**PROMPT:** Show every line that has the string "this" in it.

**EXTRACTED RECORDS:**

▶

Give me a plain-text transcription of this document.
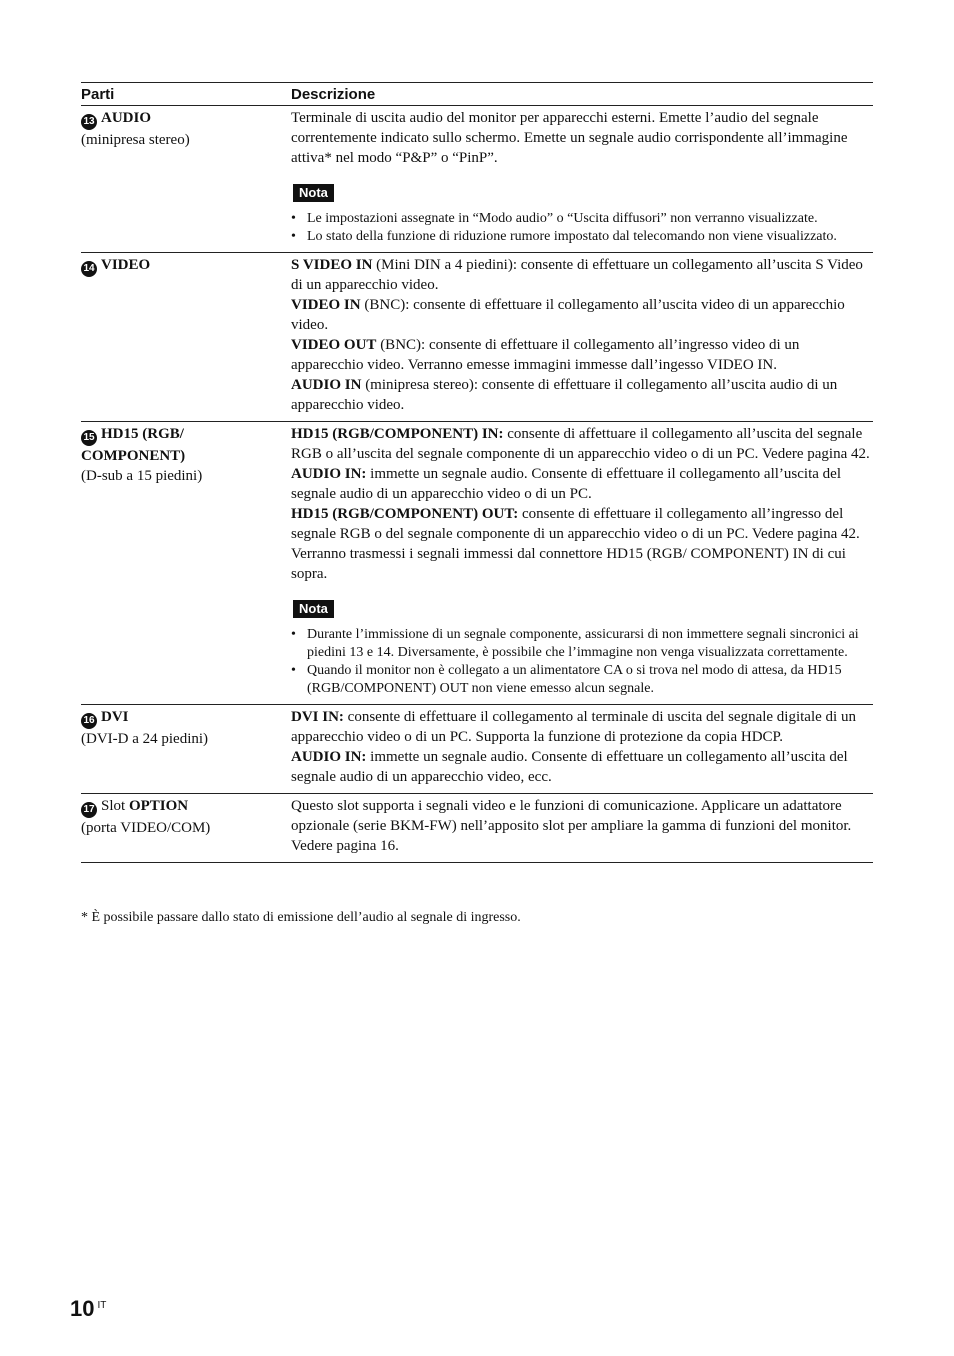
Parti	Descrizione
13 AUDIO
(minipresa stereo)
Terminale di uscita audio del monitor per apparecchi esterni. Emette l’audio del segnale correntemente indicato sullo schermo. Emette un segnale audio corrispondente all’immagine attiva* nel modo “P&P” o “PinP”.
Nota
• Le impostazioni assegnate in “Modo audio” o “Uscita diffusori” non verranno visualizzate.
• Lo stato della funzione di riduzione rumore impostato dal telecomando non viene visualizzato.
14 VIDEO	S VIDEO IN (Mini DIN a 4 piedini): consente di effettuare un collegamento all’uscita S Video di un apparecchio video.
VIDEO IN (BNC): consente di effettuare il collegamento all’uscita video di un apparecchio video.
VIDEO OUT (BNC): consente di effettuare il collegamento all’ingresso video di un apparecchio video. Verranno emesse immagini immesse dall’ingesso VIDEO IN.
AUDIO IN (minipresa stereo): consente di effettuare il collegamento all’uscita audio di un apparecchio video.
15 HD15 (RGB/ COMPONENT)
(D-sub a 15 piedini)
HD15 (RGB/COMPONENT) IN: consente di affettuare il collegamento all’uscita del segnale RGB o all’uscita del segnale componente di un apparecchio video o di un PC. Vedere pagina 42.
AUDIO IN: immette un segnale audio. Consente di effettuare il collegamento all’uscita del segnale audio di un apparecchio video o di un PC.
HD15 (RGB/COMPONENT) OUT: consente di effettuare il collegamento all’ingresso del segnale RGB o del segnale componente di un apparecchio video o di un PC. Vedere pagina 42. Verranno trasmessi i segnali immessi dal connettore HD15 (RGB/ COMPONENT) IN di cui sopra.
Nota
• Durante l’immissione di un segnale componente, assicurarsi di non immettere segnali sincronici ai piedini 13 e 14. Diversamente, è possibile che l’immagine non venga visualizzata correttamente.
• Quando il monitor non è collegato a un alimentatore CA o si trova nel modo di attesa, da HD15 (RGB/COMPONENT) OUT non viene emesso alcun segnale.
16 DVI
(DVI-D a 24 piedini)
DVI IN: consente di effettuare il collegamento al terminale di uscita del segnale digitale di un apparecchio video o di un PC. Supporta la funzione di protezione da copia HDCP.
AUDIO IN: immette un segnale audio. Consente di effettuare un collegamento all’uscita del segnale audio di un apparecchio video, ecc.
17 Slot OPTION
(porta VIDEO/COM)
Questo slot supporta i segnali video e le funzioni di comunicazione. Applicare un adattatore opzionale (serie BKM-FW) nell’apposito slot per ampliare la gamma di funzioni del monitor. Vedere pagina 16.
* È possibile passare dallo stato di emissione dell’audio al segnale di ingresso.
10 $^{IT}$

◀
▶

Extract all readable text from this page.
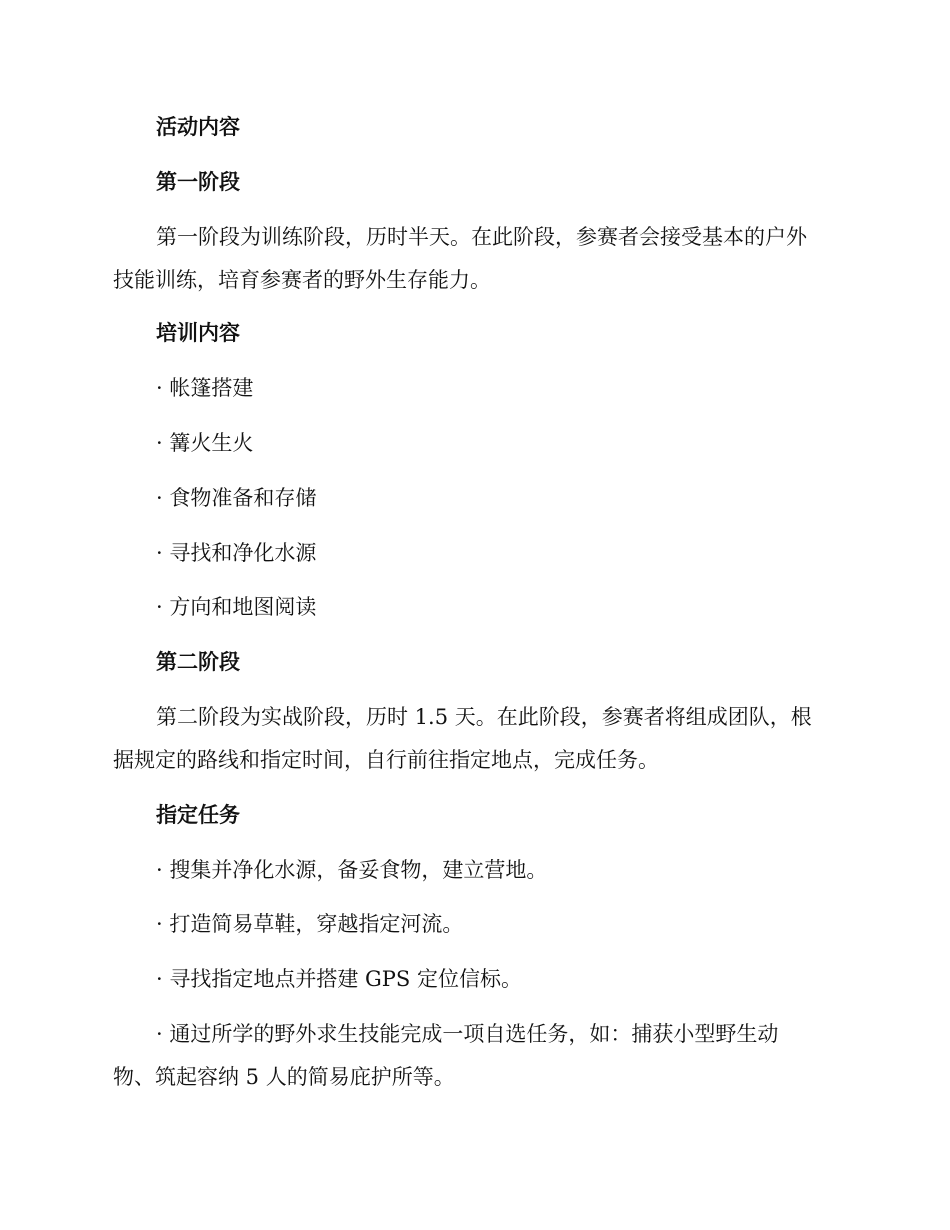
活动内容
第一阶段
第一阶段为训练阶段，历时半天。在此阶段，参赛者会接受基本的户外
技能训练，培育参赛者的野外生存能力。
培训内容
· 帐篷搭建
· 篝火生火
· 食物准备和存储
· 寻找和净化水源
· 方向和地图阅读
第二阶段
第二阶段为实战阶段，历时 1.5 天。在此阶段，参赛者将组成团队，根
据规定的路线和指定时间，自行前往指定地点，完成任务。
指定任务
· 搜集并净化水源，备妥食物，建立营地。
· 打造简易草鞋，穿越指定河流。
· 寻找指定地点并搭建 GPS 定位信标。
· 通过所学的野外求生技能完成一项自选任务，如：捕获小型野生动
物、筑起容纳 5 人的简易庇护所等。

◀

**CORRECT RESPONSE:**
Give me a plain-text transcription of this document.
Extract all readable text from this page.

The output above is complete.